Starting at the line that contains "Convert this document image to plain text.", write out every line through the last one in the records below, word for word. Leave out any pictures.

- _Data to use_:
'''
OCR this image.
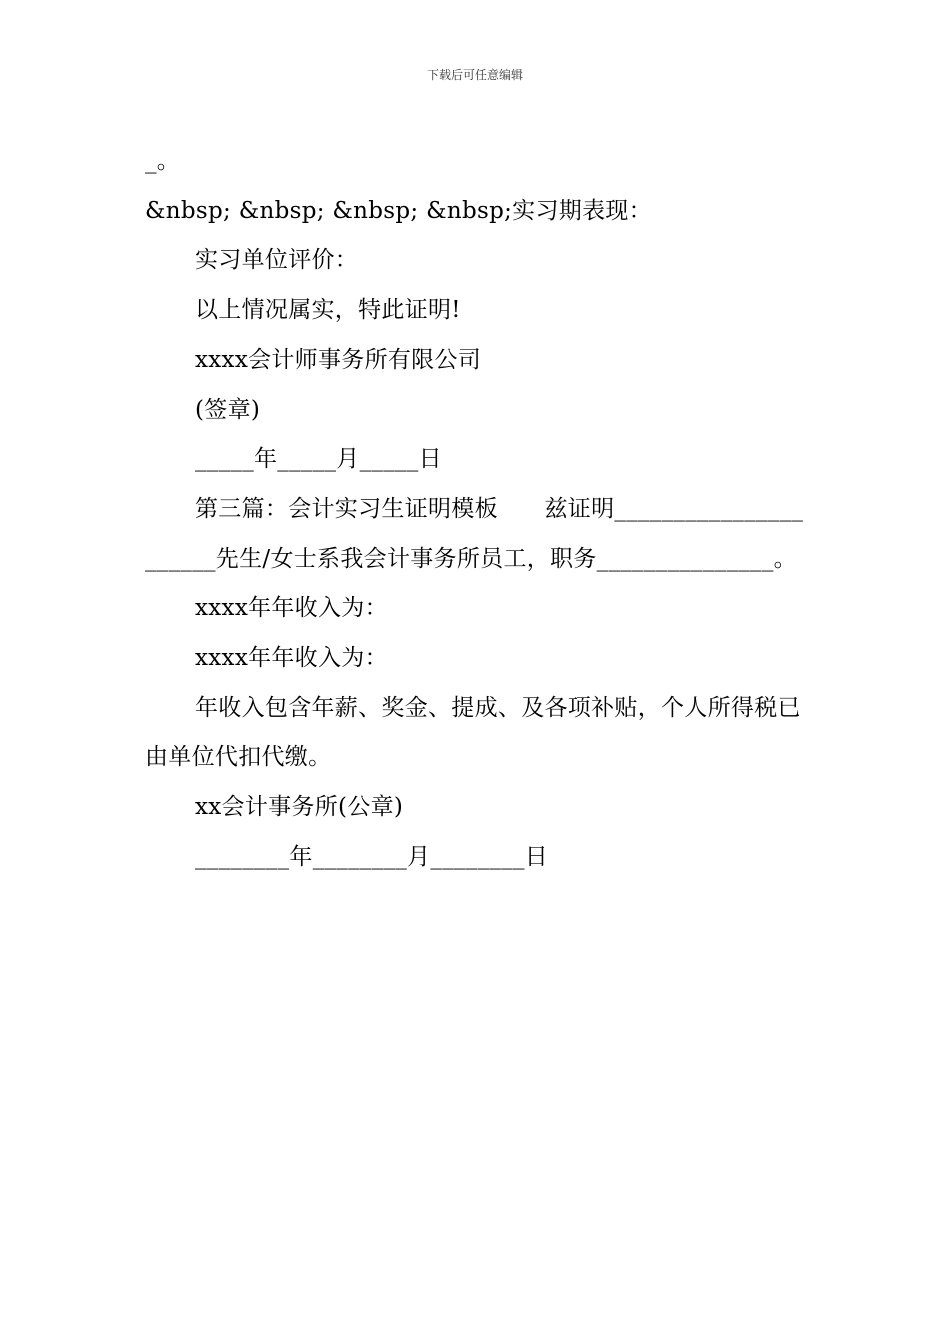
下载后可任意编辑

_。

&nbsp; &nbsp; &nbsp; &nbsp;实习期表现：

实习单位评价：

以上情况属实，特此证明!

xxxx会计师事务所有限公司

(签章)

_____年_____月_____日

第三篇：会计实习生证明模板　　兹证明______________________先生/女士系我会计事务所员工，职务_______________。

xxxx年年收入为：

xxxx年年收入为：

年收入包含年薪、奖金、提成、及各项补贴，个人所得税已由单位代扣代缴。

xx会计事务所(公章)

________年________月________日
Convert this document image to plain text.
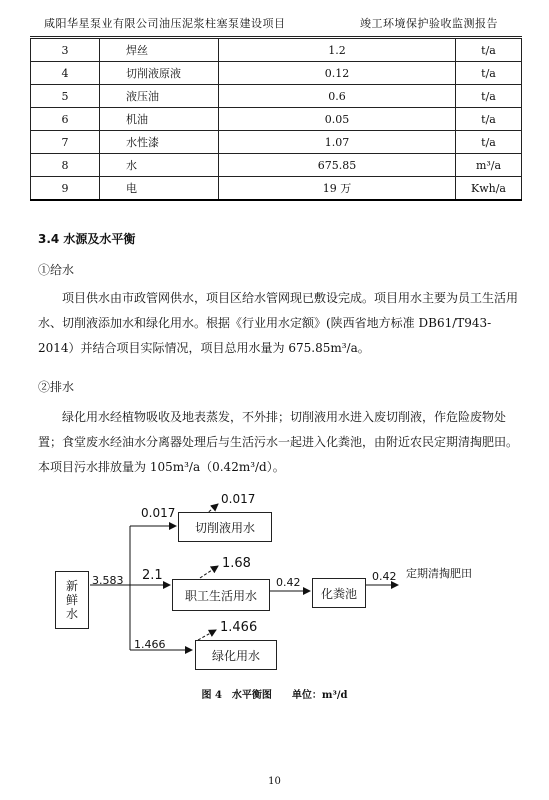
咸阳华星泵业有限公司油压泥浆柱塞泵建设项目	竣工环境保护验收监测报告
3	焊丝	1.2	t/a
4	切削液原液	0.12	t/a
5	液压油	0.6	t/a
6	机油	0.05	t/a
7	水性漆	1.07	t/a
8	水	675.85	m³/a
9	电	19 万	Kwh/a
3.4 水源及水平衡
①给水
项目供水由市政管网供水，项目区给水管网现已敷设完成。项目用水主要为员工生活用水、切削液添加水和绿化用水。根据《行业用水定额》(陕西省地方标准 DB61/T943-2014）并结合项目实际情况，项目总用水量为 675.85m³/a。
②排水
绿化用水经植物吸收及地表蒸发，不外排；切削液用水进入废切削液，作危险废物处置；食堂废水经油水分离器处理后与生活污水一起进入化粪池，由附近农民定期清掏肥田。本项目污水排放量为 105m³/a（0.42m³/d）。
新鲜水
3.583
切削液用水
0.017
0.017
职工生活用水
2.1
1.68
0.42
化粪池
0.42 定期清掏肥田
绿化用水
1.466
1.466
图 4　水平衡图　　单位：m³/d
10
'''
- _Finished task_:
Convert this document image to plain text.
咸阳华星泵业有限公司油压泥浆柱塞泵建设项目	竣工环境保护验收监测报告
3	焊丝	1.2	t/a
4	切削液原液	0.12	t/a
5	液压油	0.6	t/a
6	机油	0.05	t/a
7	水性漆	1.07	t/a
8	水	675.85	m³/a
9	电	19 万	Kwh/a
3.4 水源及水平衡
①给水
项目供水由市政管网供水，项目区给水管网现已敷设完成。项目用水主要为员工生活用水、切削液添加水和绿化用水。根据《行业用水定额》(陕西省地方标准 DB61/T943-2014）并结合项目实际情况，项目总用水量为 675.85m³/a。
②排水
绿化用水经植物吸收及地表蒸发，不外排；切削液用水进入废切削液，作危险废物处置；食堂废水经油水分离器处理后与生活污水一起进入化粪池，由附近农民定期清掏肥田。本项目污水排放量为 105m³/a（0.42m³/d）。
新鲜水
3.583
切削液用水
0.017
0.017
职工生活用水
2.1
1.68
0.42
化粪池
0.42 定期清掏肥田
绿化用水
1.466
1.466
图 4　水平衡图　　单位：m³/d
10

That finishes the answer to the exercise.